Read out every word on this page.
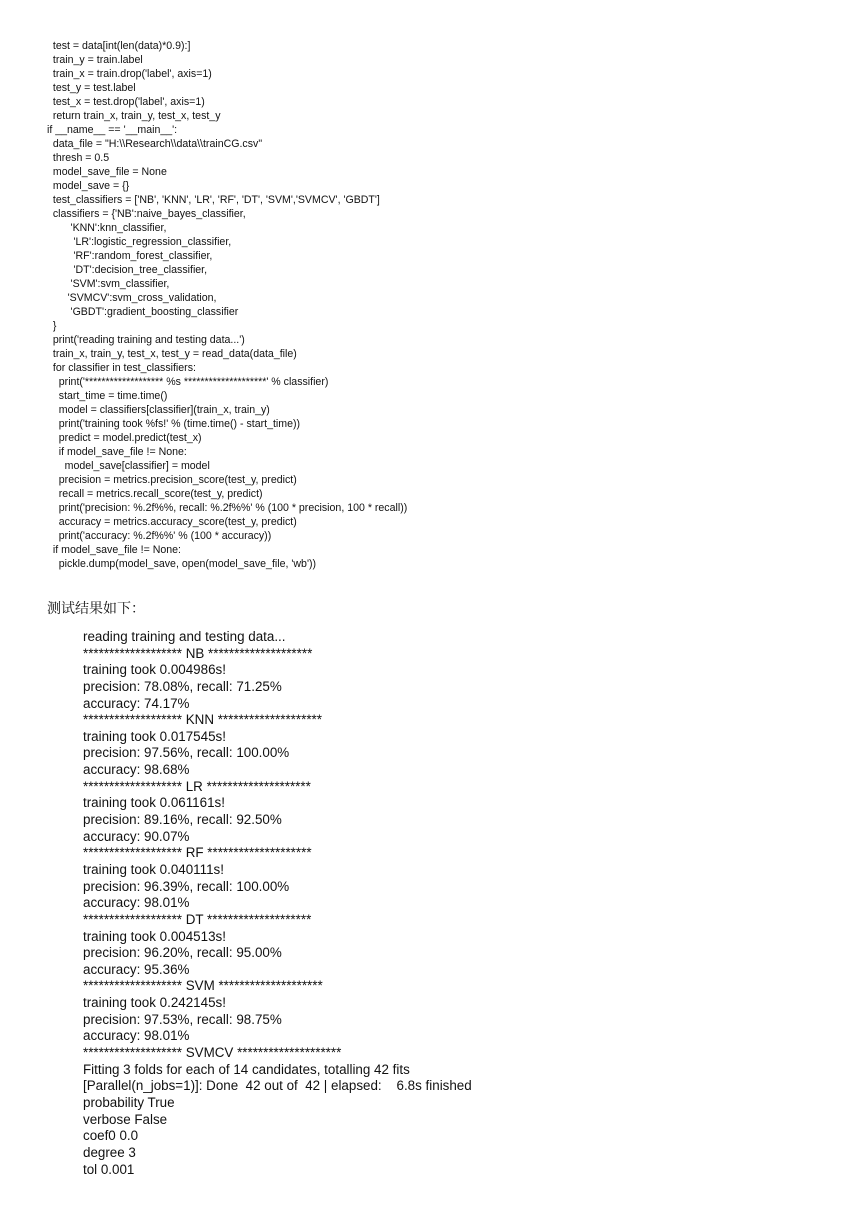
test = data[int(len(data)*0.9):]
train_y = train.label
train_x = train.drop('label', axis=1)
test_y = test.label
test_x = test.drop('label', axis=1)
return train_x, train_y, test_x, test_y
if __name__ == '__main__':
data_file = "H:\\Research\\data\\trainCG.csv"
thresh = 0.5
model_save_file = None
model_save = {}
test_classifiers = ['NB', 'KNN', 'LR', 'RF', 'DT', 'SVM','SVMCV', 'GBDT']
classifiers = {'NB':naive_bayes_classifier,
'KNN':knn_classifier,
'LR':logistic_regression_classifier,
'RF':random_forest_classifier,
'DT':decision_tree_classifier,
'SVM':svm_classifier,
'SVMCV':svm_cross_validation,
'GBDT':gradient_boosting_classifier
}
print('reading training and testing data...')
train_x, train_y, test_x, test_y = read_data(data_file)
for classifier in test_classifiers:
print('******************* %s ********************' % classifier)
start_time = time.time()
model = classifiers[classifier](train_x, train_y)
print('training took %fs!' % (time.time() - start_time))
predict = model.predict(test_x)
if model_save_file != None:
model_save[classifier] = model
precision = metrics.precision_score(test_y, predict)
recall = metrics.recall_score(test_y, predict)
print('precision: %.2f%%, recall: %.2f%%' % (100 * precision, 100 * recall))
accuracy = metrics.accuracy_score(test_y, predict)
print('accuracy: %.2f%%' % (100 * accuracy))
if model_save_file != None:
pickle.dump(model_save, open(model_save_file, 'wb'))
测试结果如下：
reading training and testing data...
******************* NB ********************
training took 0.004986s!
precision: 78.08%, recall: 71.25%
accuracy: 74.17%
******************* KNN ********************
training took 0.017545s!
precision: 97.56%, recall: 100.00%
accuracy: 98.68%
******************* LR ********************
training took 0.061161s!
precision: 89.16%, recall: 92.50%
accuracy: 90.07%
******************* RF ********************
training took 0.040111s!
precision: 96.39%, recall: 100.00%
accuracy: 98.01%
******************* DT ********************
training took 0.004513s!
precision: 96.20%, recall: 95.00%
accuracy: 95.36%
******************* SVM ********************
training took 0.242145s!
precision: 97.53%, recall: 98.75%
accuracy: 98.01%
******************* SVMCV ********************
Fitting 3 folds for each of 14 candidates, totalling 42 fits
[Parallel(n_jobs=1)]: Done  42 out of  42 | elapsed:    6.8s finished
probability True
verbose False
coef0 0.0
degree 3
tol 0.001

******************************

◆ Work to be completed:
Transcribe all the records above word for word, without their images.

◆ Completed exercise:
Read out every word on this page.
test = data[int(len(data)*0.9):]
train_y = train.label
train_x = train.drop('label', axis=1)
test_y = test.label
test_x = test.drop('label', axis=1)
return train_x, train_y, test_x, test_y
if __name__ == '__main__':
data_file = "H:\\Research\\data\\trainCG.csv"
thresh = 0.5
model_save_file = None
model_save = {}
test_classifiers = ['NB', 'KNN', 'LR', 'RF', 'DT', 'SVM','SVMCV', 'GBDT']
classifiers = {'NB':naive_bayes_classifier,
'KNN':knn_classifier,
'LR':logistic_regression_classifier,
'RF':random_forest_classifier,
'DT':decision_tree_classifier,
'SVM':svm_classifier,
'SVMCV':svm_cross_validation,
'GBDT':gradient_boosting_classifier
}
print('reading training and testing data...')
train_x, train_y, test_x, test_y = read_data(data_file)
for classifier in test_classifiers:
print('******************* %s ********************' % classifier)
start_time = time.time()
model = classifiers[classifier](train_x, train_y)
print('training took %fs!' % (time.time() - start_time))
predict = model.predict(test_x)
if model_save_file != None:
model_save[classifier] = model
precision = metrics.precision_score(test_y, predict)
recall = metrics.recall_score(test_y, predict)
print('precision: %.2f%%, recall: %.2f%%' % (100 * precision, 100 * recall))
accuracy = metrics.accuracy_score(test_y, predict)
print('accuracy: %.2f%%' % (100 * accuracy))
if model_save_file != None:
pickle.dump(model_save, open(model_save_file, 'wb'))
测试结果如下：
reading training and testing data...
******************* NB ********************
training took 0.004986s!
precision: 78.08%, recall: 71.25%
accuracy: 74.17%
******************* KNN ********************
training took 0.017545s!
precision: 97.56%, recall: 100.00%
accuracy: 98.68%
******************* LR ********************
training took 0.061161s!
precision: 89.16%, recall: 92.50%
accuracy: 90.07%
******************* RF ********************
training took 0.040111s!
precision: 96.39%, recall: 100.00%
accuracy: 98.01%
******************* DT ********************
training took 0.004513s!
precision: 96.20%, recall: 95.00%
accuracy: 95.36%
******************* SVM ********************
training took 0.242145s!
precision: 97.53%, recall: 98.75%
accuracy: 98.01%
******************* SVMCV ********************
Fitting 3 folds for each of 14 candidates, totalling 42 fits
[Parallel(n_jobs=1)]: Done  42 out of  42 | elapsed:    6.8s finished
probability True
verbose False
coef0 0.0
degree 3
tol 0.001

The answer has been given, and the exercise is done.